Task objective:
In the listing below, locate the lines that hold the string "content". Copy those lines.

(Figure collection entries)

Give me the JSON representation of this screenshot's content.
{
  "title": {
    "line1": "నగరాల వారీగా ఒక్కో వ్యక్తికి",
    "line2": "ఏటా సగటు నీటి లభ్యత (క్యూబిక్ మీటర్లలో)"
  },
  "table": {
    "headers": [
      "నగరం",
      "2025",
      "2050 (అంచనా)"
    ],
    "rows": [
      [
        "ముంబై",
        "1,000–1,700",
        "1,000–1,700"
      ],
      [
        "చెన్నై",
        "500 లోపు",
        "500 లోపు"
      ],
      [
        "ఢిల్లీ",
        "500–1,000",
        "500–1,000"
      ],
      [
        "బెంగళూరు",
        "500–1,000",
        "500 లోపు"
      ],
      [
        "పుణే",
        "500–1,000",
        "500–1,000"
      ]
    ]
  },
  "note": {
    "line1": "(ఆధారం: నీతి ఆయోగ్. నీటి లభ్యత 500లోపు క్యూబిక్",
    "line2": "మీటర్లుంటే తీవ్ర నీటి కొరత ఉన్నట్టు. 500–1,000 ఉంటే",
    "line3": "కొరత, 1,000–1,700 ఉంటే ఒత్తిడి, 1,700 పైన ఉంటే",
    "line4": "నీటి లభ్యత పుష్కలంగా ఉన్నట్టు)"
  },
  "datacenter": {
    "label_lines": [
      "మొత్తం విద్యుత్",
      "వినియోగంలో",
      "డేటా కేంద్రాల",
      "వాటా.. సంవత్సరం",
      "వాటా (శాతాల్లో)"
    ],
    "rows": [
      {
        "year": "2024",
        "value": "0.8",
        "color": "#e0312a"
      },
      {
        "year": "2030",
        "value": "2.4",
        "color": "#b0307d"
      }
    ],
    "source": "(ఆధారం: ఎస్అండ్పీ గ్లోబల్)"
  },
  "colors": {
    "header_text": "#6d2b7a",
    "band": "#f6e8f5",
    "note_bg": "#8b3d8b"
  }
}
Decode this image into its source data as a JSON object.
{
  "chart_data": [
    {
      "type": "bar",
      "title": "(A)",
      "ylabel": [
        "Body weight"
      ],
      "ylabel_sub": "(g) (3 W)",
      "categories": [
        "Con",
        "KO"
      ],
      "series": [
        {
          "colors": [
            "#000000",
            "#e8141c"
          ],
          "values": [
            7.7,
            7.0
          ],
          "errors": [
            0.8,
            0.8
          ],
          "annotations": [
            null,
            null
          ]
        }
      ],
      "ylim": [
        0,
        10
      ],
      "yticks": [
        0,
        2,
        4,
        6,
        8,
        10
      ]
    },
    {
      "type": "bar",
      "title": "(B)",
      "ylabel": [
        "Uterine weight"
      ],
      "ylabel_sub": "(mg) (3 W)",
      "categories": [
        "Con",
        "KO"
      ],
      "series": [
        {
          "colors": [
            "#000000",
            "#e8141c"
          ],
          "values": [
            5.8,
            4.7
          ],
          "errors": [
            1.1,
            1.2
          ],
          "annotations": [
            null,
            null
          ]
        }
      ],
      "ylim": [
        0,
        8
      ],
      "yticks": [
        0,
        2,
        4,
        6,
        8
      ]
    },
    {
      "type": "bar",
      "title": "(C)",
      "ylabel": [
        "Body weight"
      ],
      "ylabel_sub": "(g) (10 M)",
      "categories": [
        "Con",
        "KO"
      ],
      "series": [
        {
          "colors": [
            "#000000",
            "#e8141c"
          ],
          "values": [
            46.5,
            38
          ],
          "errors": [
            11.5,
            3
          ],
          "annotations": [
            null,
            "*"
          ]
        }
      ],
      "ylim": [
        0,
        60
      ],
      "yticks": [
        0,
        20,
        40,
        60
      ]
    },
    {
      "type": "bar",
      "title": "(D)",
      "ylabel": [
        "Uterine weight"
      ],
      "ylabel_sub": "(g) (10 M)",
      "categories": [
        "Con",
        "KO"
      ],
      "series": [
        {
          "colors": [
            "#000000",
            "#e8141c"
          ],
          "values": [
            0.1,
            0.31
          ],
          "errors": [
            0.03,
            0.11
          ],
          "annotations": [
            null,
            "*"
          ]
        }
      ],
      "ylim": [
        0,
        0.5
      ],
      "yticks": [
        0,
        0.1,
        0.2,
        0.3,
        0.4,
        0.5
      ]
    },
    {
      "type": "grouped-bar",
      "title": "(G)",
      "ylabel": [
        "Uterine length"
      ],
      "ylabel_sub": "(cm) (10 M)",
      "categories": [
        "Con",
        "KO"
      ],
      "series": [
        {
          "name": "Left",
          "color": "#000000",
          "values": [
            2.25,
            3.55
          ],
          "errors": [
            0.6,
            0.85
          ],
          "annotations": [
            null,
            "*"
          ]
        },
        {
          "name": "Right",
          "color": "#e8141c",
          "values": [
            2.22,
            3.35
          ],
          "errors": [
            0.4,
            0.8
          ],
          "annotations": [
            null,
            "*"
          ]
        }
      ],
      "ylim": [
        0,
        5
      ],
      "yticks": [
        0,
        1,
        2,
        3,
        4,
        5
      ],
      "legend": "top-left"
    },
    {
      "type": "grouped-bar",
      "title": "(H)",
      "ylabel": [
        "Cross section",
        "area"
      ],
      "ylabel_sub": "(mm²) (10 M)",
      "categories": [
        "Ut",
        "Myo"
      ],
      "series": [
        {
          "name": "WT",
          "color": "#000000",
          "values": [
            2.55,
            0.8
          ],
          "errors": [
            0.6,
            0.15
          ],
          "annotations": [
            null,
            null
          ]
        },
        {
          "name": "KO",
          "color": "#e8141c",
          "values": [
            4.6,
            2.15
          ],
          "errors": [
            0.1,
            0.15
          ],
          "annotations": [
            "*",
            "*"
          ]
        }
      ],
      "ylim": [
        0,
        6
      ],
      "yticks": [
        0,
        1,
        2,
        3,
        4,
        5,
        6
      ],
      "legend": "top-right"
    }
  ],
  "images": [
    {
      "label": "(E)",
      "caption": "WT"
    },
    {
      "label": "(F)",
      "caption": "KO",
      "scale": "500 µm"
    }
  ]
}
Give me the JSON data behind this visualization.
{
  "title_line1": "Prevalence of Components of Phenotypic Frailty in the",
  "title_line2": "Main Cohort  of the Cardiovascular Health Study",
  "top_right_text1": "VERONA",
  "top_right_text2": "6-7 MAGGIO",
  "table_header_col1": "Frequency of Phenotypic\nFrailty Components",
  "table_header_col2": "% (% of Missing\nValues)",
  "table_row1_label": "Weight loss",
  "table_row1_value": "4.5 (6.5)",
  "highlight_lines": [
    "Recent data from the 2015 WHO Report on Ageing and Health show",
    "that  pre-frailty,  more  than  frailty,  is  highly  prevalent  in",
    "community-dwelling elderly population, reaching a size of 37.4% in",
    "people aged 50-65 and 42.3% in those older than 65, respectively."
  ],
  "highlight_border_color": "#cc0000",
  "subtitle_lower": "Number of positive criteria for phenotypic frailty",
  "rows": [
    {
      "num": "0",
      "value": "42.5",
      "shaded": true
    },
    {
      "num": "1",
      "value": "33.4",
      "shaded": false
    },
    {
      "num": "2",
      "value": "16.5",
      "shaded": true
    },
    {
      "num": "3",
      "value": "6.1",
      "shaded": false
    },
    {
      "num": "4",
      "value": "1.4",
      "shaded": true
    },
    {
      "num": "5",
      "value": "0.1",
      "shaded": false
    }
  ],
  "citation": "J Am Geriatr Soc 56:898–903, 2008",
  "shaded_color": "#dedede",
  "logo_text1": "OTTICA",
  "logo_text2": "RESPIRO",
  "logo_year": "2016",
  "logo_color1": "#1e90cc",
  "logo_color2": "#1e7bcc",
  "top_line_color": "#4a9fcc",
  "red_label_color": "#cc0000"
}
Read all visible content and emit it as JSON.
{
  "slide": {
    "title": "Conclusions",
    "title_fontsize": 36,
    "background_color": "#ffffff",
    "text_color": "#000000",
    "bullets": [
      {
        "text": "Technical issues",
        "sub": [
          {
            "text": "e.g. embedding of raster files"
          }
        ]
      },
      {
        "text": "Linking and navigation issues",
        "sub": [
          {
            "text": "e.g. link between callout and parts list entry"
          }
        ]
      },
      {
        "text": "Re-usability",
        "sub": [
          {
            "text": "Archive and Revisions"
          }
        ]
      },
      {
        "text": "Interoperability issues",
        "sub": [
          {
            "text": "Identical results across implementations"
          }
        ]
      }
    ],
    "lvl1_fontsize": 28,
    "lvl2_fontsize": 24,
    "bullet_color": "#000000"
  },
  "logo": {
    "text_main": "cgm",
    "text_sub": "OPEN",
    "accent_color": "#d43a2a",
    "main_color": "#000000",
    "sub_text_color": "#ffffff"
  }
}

Answer:
Give me the JSON representation of this screenshot's content.
Read all visible content and emit it as JSON.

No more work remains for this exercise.